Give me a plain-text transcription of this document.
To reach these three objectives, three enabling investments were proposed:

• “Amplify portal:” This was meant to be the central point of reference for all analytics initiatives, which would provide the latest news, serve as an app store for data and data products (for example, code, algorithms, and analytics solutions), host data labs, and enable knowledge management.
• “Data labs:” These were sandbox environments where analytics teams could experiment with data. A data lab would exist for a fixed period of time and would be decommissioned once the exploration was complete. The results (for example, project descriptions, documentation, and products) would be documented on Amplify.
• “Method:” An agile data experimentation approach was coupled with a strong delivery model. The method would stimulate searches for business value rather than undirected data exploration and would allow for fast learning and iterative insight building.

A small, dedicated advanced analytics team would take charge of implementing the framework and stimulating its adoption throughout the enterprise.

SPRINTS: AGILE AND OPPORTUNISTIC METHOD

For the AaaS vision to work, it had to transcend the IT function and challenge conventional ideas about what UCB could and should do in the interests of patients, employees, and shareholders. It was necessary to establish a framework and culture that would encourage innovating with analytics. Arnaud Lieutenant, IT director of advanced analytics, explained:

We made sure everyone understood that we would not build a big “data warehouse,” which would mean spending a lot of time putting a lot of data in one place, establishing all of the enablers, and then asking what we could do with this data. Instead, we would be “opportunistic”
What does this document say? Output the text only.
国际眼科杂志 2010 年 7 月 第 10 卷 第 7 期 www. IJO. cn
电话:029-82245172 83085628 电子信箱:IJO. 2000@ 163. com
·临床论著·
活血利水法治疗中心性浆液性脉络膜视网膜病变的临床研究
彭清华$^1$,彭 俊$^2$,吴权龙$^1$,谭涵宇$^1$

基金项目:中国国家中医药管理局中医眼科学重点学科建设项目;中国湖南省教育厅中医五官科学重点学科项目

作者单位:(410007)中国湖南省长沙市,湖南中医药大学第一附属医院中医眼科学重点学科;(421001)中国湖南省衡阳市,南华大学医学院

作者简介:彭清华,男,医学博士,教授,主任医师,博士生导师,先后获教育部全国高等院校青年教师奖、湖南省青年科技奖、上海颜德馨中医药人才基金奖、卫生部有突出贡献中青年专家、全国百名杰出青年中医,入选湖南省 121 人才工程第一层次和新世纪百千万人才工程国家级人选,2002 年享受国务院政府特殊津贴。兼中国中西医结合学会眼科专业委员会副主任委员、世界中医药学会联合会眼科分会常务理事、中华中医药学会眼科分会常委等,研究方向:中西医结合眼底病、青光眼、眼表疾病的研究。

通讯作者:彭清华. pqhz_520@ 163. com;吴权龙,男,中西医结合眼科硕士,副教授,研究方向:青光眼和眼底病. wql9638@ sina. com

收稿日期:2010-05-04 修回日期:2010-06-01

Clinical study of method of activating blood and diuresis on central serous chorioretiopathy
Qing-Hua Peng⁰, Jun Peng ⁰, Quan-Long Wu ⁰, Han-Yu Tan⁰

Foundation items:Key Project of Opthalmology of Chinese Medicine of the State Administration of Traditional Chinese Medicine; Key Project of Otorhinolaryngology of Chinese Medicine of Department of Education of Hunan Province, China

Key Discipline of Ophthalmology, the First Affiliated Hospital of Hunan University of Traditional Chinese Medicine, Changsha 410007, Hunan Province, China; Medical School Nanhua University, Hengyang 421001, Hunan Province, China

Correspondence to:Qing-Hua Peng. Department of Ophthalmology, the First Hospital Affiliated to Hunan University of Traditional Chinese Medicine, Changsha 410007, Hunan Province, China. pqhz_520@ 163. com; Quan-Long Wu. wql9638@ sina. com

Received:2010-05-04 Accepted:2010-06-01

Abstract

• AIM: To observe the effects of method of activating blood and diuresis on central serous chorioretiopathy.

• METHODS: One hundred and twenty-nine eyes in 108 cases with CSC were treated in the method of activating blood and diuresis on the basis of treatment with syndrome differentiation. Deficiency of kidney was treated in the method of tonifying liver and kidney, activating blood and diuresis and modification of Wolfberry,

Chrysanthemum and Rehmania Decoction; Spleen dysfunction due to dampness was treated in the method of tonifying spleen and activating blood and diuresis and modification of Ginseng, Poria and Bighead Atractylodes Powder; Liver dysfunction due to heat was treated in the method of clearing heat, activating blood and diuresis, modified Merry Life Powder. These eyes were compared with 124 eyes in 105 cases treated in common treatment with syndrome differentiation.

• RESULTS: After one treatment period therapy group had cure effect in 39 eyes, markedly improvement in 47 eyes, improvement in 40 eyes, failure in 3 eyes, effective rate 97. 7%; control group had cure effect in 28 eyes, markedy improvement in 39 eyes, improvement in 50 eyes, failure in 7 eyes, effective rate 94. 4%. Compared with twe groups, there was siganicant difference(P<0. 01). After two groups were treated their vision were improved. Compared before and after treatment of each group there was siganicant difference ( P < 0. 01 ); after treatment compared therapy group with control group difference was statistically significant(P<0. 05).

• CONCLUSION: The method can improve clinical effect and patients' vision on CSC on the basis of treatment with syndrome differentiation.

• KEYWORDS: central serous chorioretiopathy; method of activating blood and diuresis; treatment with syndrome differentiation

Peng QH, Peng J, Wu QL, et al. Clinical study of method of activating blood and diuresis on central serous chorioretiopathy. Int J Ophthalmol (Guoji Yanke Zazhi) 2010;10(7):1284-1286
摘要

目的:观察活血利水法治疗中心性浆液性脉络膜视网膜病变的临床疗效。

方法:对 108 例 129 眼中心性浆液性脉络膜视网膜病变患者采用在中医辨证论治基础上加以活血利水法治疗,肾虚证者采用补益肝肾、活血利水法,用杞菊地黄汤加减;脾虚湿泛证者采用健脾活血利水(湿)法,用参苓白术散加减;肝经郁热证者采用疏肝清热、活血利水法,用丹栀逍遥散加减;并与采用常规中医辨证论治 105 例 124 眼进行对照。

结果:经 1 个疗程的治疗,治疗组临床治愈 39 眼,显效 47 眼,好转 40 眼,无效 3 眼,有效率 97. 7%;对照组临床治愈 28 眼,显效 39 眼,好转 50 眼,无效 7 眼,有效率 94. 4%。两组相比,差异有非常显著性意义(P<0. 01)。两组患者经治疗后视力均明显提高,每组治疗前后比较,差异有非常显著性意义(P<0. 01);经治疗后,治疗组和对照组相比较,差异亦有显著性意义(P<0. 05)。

- - - - -

◆ **Task requirements**
Repeat all of the records above exactly as they appear.

◆ **Answer**
Give me a plain-text transcription of this document.
To reach these three objectives, three enabling investments were proposed:

• “Amplify portal:” This was meant to be the central point of reference for all analytics initiatives, which would provide the latest news, serve as an app store for data and data products (for example, code, algorithms, and analytics solutions), host data labs, and enable knowledge management.
• “Data labs:” These were sandbox environments where analytics teams could experiment with data. A data lab would exist for a fixed period of time and would be decommissioned once the exploration was complete. The results (for example, project descriptions, documentation, and products) would be documented on Amplify.
• “Method:” An agile data experimentation approach was coupled with a strong delivery model. The method would stimulate searches for business value rather than undirected data exploration and would allow for fast learning and iterative insight building.

A small, dedicated advanced analytics team would take charge of implementing the framework and stimulating its adoption throughout the enterprise.

SPRINTS: AGILE AND OPPORTUNISTIC METHOD

For the AaaS vision to work, it had to transcend the IT function and challenge conventional ideas about what UCB could and should do in the interests of patients, employees, and shareholders. It was necessary to establish a framework and culture that would encourage innovating with analytics. Arnaud Lieutenant, IT director of advanced analytics, explained:

We made sure everyone understood that we would not build a big “data warehouse,” which would mean spending a lot of time putting a lot of data in one place, establishing all of the enablers, and then asking what we could do with this data. Instead, we would be “opportunistic”
What does this document say? Output the text only.
国际眼科杂志 2010 年 7 月 第 10 卷 第 7 期 www. IJO. cn
电话:029-82245172 83085628 电子信箱:IJO. 2000@ 163. com
·临床论著·
活血利水法治疗中心性浆液性脉络膜视网膜病变的临床研究
彭清华$^1$,彭 俊$^2$,吴权龙$^1$,谭涵宇$^1$

基金项目:中国国家中医药管理局中医眼科学重点学科建设项目;中国湖南省教育厅中医五官科学重点学科项目

作者单位:(410007)中国湖南省长沙市,湖南中医药大学第一附属医院中医眼科学重点学科;(421001)中国湖南省衡阳市,南华大学医学院

作者简介:彭清华,男,医学博士,教授,主任医师,博士生导师,先后获教育部全国高等院校青年教师奖、湖南省青年科技奖、上海颜德馨中医药人才基金奖、卫生部有突出贡献中青年专家、全国百名杰出青年中医,入选湖南省 121 人才工程第一层次和新世纪百千万人才工程国家级人选,2002 年享受国务院政府特殊津贴。兼中国中西医结合学会眼科专业委员会副主任委员、世界中医药学会联合会眼科分会常务理事、中华中医药学会眼科分会常委等,研究方向:中西医结合眼底病、青光眼、眼表疾病的研究。

通讯作者:彭清华. pqhz_520@ 163. com;吴权龙,男,中西医结合眼科硕士,副教授,研究方向:青光眼和眼底病. wql9638@ sina. com

收稿日期:2010-05-04 修回日期:2010-06-01

Clinical study of method of activating blood and diuresis on central serous chorioretiopathy
Qing-Hua Peng⁰, Jun Peng ⁰, Quan-Long Wu ⁰, Han-Yu Tan⁰

Foundation items:Key Project of Opthalmology of Chinese Medicine of the State Administration of Traditional Chinese Medicine; Key Project of Otorhinolaryngology of Chinese Medicine of Department of Education of Hunan Province, China

Key Discipline of Ophthalmology, the First Affiliated Hospital of Hunan University of Traditional Chinese Medicine, Changsha 410007, Hunan Province, China; Medical School Nanhua University, Hengyang 421001, Hunan Province, China

Correspondence to:Qing-Hua Peng. Department of Ophthalmology, the First Hospital Affiliated to Hunan University of Traditional Chinese Medicine, Changsha 410007, Hunan Province, China. pqhz_520@ 163. com; Quan-Long Wu. wql9638@ sina. com

Received:2010-05-04 Accepted:2010-06-01

Abstract

• AIM: To observe the effects of method of activating blood and diuresis on central serous chorioretiopathy.

• METHODS: One hundred and twenty-nine eyes in 108 cases with CSC were treated in the method of activating blood and diuresis on the basis of treatment with syndrome differentiation. Deficiency of kidney was treated in the method of tonifying liver and kidney, activating blood and diuresis and modification of Wolfberry,

Chrysanthemum and Rehmania Decoction; Spleen dysfunction due to dampness was treated in the method of tonifying spleen and activating blood and diuresis and modification of Ginseng, Poria and Bighead Atractylodes Powder; Liver dysfunction due to heat was treated in the method of clearing heat, activating blood and diuresis, modified Merry Life Powder. These eyes were compared with 124 eyes in 105 cases treated in common treatment with syndrome differentiation.

• RESULTS: After one treatment period therapy group had cure effect in 39 eyes, markedly improvement in 47 eyes, improvement in 40 eyes, failure in 3 eyes, effective rate 97. 7%; control group had cure effect in 28 eyes, markedy improvement in 39 eyes, improvement in 50 eyes, failure in 7 eyes, effective rate 94. 4%. Compared with twe groups, there was siganicant difference(P<0. 01). After two groups were treated their vision were improved. Compared before and after treatment of each group there was siganicant difference ( P < 0. 01 ); after treatment compared therapy group with control group difference was statistically significant(P<0. 05).

• CONCLUSION: The method can improve clinical effect and patients' vision on CSC on the basis of treatment with syndrome differentiation.

• KEYWORDS: central serous chorioretiopathy; method of activating blood and diuresis; treatment with syndrome differentiation

Peng QH, Peng J, Wu QL, et al. Clinical study of method of activating blood and diuresis on central serous chorioretiopathy. Int J Ophthalmol (Guoji Yanke Zazhi) 2010;10(7):1284-1286
摘要

目的:观察活血利水法治疗中心性浆液性脉络膜视网膜病变的临床疗效。

方法:对 108 例 129 眼中心性浆液性脉络膜视网膜病变患者采用在中医辨证论治基础上加以活血利水法治疗,肾虚证者采用补益肝肾、活血利水法,用杞菊地黄汤加减;脾虚湿泛证者采用健脾活血利水(湿)法,用参苓白术散加减;肝经郁热证者采用疏肝清热、活血利水法,用丹栀逍遥散加减;并与采用常规中医辨证论治 105 例 124 眼进行对照。

结果:经 1 个疗程的治疗,治疗组临床治愈 39 眼,显效 47 眼,好转 40 眼,无效 3 眼,有效率 97. 7%;对照组临床治愈 28 眼,显效 39 眼,好转 50 眼,无效 7 眼,有效率 94. 4%。两组相比,差异有非常显著性意义(P<0. 01)。两组患者经治疗后视力均明显提高,每组治疗前后比较,差异有非常显著性意义(P<0. 01);经治疗后,治疗组和对照组相比较,差异亦有显著性意义(P<0. 05)。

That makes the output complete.